### Available data
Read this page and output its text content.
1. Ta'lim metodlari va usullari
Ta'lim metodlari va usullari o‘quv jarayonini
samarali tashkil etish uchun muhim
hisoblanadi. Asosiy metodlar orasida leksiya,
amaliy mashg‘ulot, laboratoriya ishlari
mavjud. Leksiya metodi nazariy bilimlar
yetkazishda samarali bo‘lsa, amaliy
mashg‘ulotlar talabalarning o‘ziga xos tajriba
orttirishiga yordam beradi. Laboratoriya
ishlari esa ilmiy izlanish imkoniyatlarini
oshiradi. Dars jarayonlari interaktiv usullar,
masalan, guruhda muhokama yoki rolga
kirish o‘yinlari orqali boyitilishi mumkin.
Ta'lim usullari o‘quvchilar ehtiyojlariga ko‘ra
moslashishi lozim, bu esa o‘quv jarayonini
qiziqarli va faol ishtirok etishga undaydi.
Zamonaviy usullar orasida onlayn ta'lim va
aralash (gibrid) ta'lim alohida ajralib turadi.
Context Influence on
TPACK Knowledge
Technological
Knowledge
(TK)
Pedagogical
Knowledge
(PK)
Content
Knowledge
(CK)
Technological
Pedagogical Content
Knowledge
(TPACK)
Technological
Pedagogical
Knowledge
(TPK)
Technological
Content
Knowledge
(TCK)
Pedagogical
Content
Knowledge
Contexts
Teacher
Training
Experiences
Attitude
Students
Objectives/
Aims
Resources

### Exercise instructions
Restate the whole listing exactly, leaving out nothing.

### Written response
Read this page and output its text content.
1. Ta'lim metodlari va usullari
Ta'lim metodlari va usullari o‘quv jarayonini
samarali tashkil etish uchun muhim
hisoblanadi. Asosiy metodlar orasida leksiya,
amaliy mashg‘ulot, laboratoriya ishlari
mavjud. Leksiya metodi nazariy bilimlar
yetkazishda samarali bo‘lsa, amaliy
mashg‘ulotlar talabalarning o‘ziga xos tajriba
orttirishiga yordam beradi. Laboratoriya
ishlari esa ilmiy izlanish imkoniyatlarini
oshiradi. Dars jarayonlari interaktiv usullar,
masalan, guruhda muhokama yoki rolga
kirish o‘yinlari orqali boyitilishi mumkin.
Ta'lim usullari o‘quvchilar ehtiyojlariga ko‘ra
moslashishi lozim, bu esa o‘quv jarayonini
qiziqarli va faol ishtirok etishga undaydi.
Zamonaviy usullar orasida onlayn ta'lim va
aralash (gibrid) ta'lim alohida ajralib turadi.
Context Influence on
TPACK Knowledge
Technological
Knowledge
(TK)
Pedagogical
Knowledge
(PK)
Content
Knowledge
(CK)
Technological
Pedagogical Content
Knowledge
(TPACK)
Technological
Pedagogical
Knowledge
(TPK)
Technological
Content
Knowledge
(TCK)
Pedagogical
Content
Knowledge
Contexts
Teacher
Training
Experiences
Attitude
Students
Objectives/
Aims
Resources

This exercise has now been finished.